* [Objective]: Each entry below should be echoed exactly, with pictures omitted.

* [Data provided]:
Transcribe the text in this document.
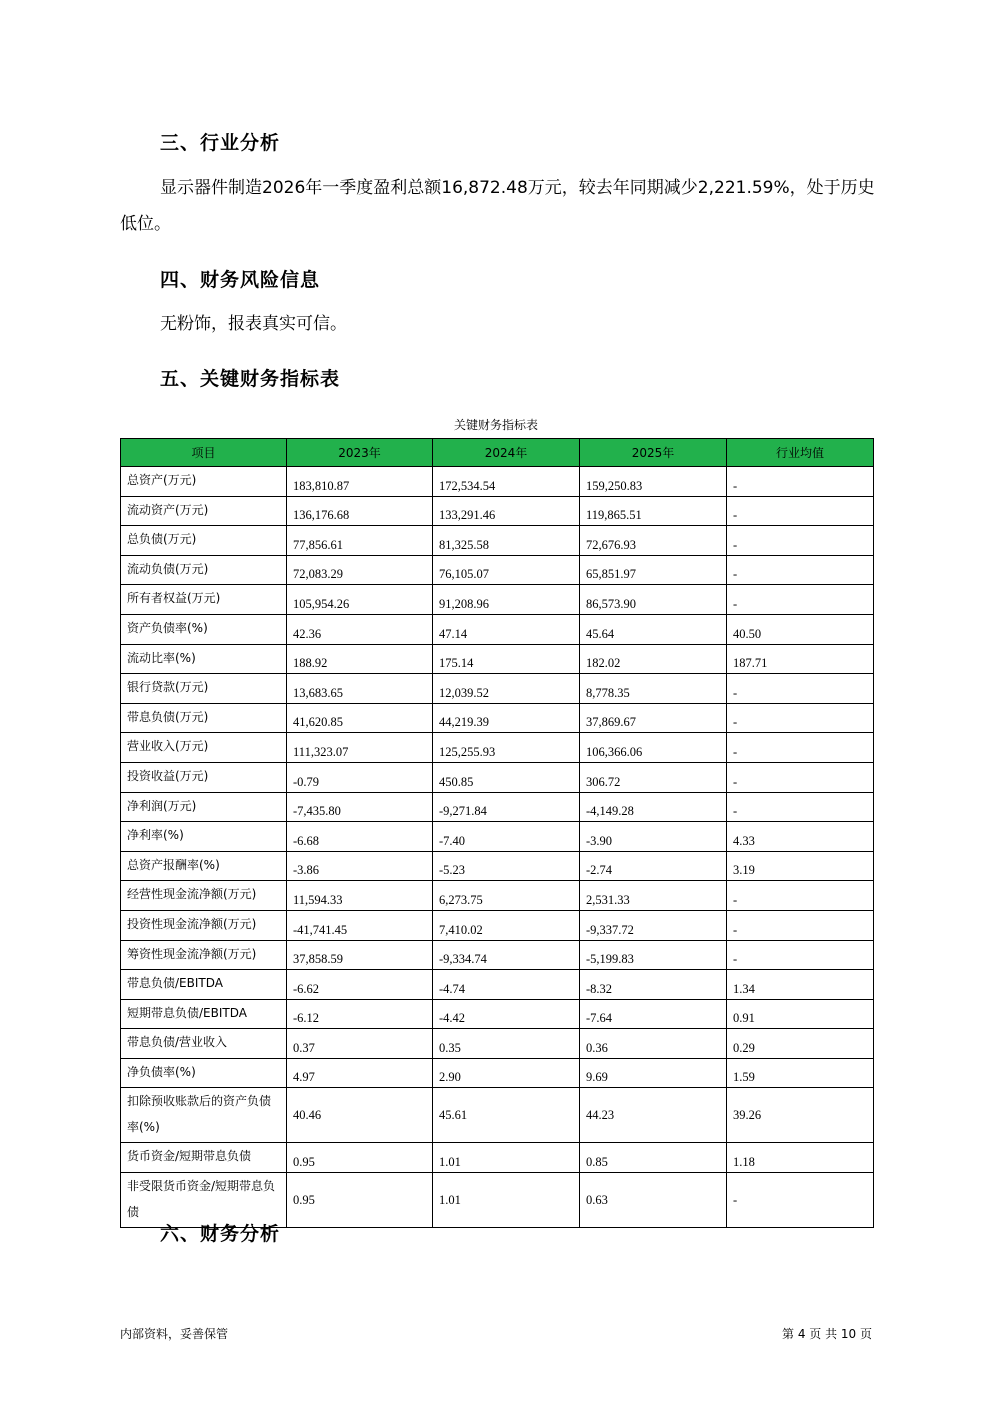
三、行业分析
显示器件制造2026年一季度盈利总额16,872.48万元，较去年同期减少2,221.59%，处于历史
低位。
四、财务风险信息
无粉饰，报表真实可信。
五、关键财务指标表
关键财务指标表
项目	2023年	2024年	2025年	行业均值
总资产(万元)	183,810.87	172,534.54	159,250.83	-
流动资产(万元)	136,176.68	133,291.46	119,865.51	-
总负债(万元)	77,856.61	81,325.58	72,676.93	-
流动负债(万元)	72,083.29	76,105.07	65,851.97	-
所有者权益(万元)	105,954.26	91,208.96	86,573.90	-
资产负债率(%)	42.36	47.14	45.64	40.50
流动比率(%)	188.92	175.14	182.02	187.71
银行贷款(万元)	13,683.65	12,039.52	8,778.35	-
带息负债(万元)	41,620.85	44,219.39	37,869.67	-
营业收入(万元)	111,323.07	125,255.93	106,366.06	-
投资收益(万元)	-0.79	450.85	306.72	-
净利润(万元)	-7,435.80	-9,271.84	-4,149.28	-
净利率(%)	-6.68	-7.40	-3.90	4.33
总资产报酬率(%)	-3.86	-5.23	-2.74	3.19
经营性现金流净额(万元)	11,594.33	6,273.75	2,531.33	-
投资性现金流净额(万元)	-41,741.45	7,410.02	-9,337.72	-
筹资性现金流净额(万元)	37,858.59	-9,334.74	-5,199.83	-
带息负债/EBITDA	-6.62	-4.74	-8.32	1.34
短期带息负债/EBITDA	-6.12	-4.42	-7.64	0.91
带息负债/营业收入	0.37	0.35	0.36	0.29
净负债率(%)	4.97	2.90	9.69	1.59
扣除预收账款后的资产负债率(%)	40.46	45.61	44.23	39.26
货币资金/短期带息负债	0.95	1.01	0.85	1.18
非受限货币资金/短期带息负债	0.95	1.01	0.63	-
六、财务分析
内部资料，妥善保管	第 4 页 共 10 页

* [Final result]:
Transcribe the text in this document.
三、行业分析
显示器件制造2026年一季度盈利总额16,872.48万元，较去年同期减少2,221.59%，处于历史
低位。
四、财务风险信息
无粉饰，报表真实可信。
五、关键财务指标表
关键财务指标表
项目	2023年	2024年	2025年	行业均值
总资产(万元)	183,810.87	172,534.54	159,250.83	-
流动资产(万元)	136,176.68	133,291.46	119,865.51	-
总负债(万元)	77,856.61	81,325.58	72,676.93	-
流动负债(万元)	72,083.29	76,105.07	65,851.97	-
所有者权益(万元)	105,954.26	91,208.96	86,573.90	-
资产负债率(%)	42.36	47.14	45.64	40.50
流动比率(%)	188.92	175.14	182.02	187.71
银行贷款(万元)	13,683.65	12,039.52	8,778.35	-
带息负债(万元)	41,620.85	44,219.39	37,869.67	-
营业收入(万元)	111,323.07	125,255.93	106,366.06	-
投资收益(万元)	-0.79	450.85	306.72	-
净利润(万元)	-7,435.80	-9,271.84	-4,149.28	-
净利率(%)	-6.68	-7.40	-3.90	4.33
总资产报酬率(%)	-3.86	-5.23	-2.74	3.19
经营性现金流净额(万元)	11,594.33	6,273.75	2,531.33	-
投资性现金流净额(万元)	-41,741.45	7,410.02	-9,337.72	-
筹资性现金流净额(万元)	37,858.59	-9,334.74	-5,199.83	-
带息负债/EBITDA	-6.62	-4.74	-8.32	1.34
短期带息负债/EBITDA	-6.12	-4.42	-7.64	0.91
带息负债/营业收入	0.37	0.35	0.36	0.29
净负债率(%)	4.97	2.90	9.69	1.59
扣除预收账款后的资产负债率(%)	40.46	45.61	44.23	39.26
货币资金/短期带息负债	0.95	1.01	0.85	1.18
非受限货币资金/短期带息负债	0.95	1.01	0.63	-
六、财务分析
内部资料，妥善保管	第 4 页 共 10 页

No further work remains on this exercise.